▶ **Request**: Pick out every line with the word "past" and copy it.

START

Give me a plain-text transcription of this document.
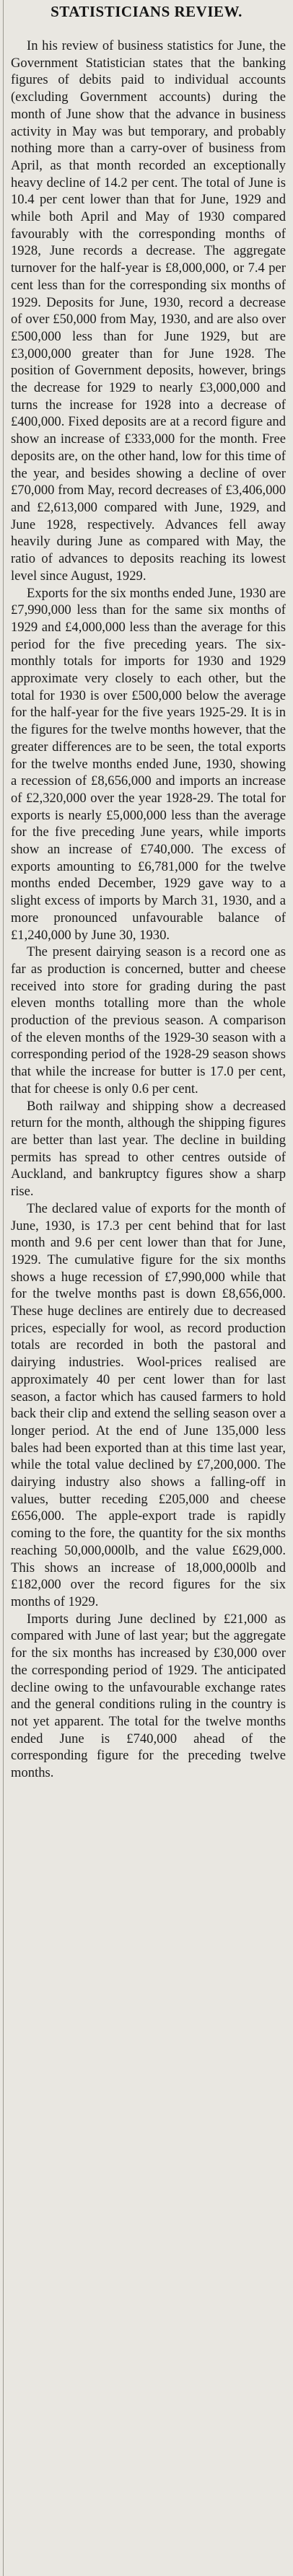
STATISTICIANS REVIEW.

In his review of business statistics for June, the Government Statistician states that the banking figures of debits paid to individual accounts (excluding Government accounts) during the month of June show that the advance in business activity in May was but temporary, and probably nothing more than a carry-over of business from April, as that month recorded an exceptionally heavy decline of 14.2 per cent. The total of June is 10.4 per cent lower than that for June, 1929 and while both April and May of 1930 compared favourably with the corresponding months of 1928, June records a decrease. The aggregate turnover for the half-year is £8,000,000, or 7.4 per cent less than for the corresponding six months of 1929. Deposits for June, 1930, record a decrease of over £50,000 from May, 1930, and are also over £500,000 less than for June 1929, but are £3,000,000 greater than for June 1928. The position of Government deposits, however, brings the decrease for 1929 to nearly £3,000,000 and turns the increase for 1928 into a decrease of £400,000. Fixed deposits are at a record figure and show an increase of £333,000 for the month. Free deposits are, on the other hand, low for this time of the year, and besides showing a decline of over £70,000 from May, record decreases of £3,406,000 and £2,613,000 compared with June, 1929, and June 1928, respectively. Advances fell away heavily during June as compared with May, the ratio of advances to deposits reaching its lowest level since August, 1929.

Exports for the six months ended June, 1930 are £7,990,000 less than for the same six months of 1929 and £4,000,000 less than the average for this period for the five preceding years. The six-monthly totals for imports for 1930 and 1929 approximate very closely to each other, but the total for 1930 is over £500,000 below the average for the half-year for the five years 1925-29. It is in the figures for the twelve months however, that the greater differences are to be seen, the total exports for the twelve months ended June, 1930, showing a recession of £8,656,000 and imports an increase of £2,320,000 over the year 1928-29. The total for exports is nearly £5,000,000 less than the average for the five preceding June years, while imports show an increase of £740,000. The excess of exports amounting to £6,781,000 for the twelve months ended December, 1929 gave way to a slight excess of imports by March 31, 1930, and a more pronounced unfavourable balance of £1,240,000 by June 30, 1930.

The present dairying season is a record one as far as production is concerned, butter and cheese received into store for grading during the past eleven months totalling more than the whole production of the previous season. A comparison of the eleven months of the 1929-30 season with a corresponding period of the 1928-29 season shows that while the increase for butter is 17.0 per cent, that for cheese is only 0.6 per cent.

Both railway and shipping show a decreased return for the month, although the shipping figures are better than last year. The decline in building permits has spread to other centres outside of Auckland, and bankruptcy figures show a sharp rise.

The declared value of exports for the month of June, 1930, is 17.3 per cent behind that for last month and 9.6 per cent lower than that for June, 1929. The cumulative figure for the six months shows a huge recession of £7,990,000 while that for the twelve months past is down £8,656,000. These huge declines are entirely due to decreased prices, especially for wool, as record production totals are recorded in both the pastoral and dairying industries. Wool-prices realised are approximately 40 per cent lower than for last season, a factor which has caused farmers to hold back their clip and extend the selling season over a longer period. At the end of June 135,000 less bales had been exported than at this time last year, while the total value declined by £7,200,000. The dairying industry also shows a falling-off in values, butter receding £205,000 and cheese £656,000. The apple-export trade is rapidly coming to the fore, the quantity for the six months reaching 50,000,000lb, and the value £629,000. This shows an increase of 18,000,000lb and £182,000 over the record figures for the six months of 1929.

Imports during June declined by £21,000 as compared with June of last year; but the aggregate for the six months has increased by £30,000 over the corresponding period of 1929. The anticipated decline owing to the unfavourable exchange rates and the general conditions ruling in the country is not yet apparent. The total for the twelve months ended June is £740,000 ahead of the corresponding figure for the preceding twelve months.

END

▶ **Exercise output**:
The present dairying season is a record one as far as production is concerned, butter and cheese received into store for grading during the past eleven months totalling more than the whole production of the previous season. A comparison of the eleven months of the 1929-30 season with a corresponding period of the 1928-29 season shows that while the increase for butter is 17.0 per cent, that for cheese is only 0.6 per cent.
The declared value of exports for the month of June, 1930, is 17.3 per cent behind that for last month and 9.6 per cent lower than that for June, 1929. The cumulative figure for the six months shows a huge recession of £7,990,000 while that for the twelve months past is down £8,656,000. These huge declines are entirely due to decreased prices, especially for wool, as record production totals are recorded in both the pastoral and dairying industries. Wool-prices realised are approximately 40 per cent lower than for last season, a factor which has caused farmers to hold back their clip and extend the selling season over a longer period. At the end of June 135,000 less bales had been exported than at this time last year, while the total value declined by £7,200,000. The dairying industry also shows a falling-off in values, butter receding £205,000 and cheese £656,000. The apple-export trade is rapidly coming to the fore, the quantity for the six months reaching 50,000,000lb, and the value £629,000. This shows an increase of 18,000,000lb and £182,000 over the record figures for the six months of 1929.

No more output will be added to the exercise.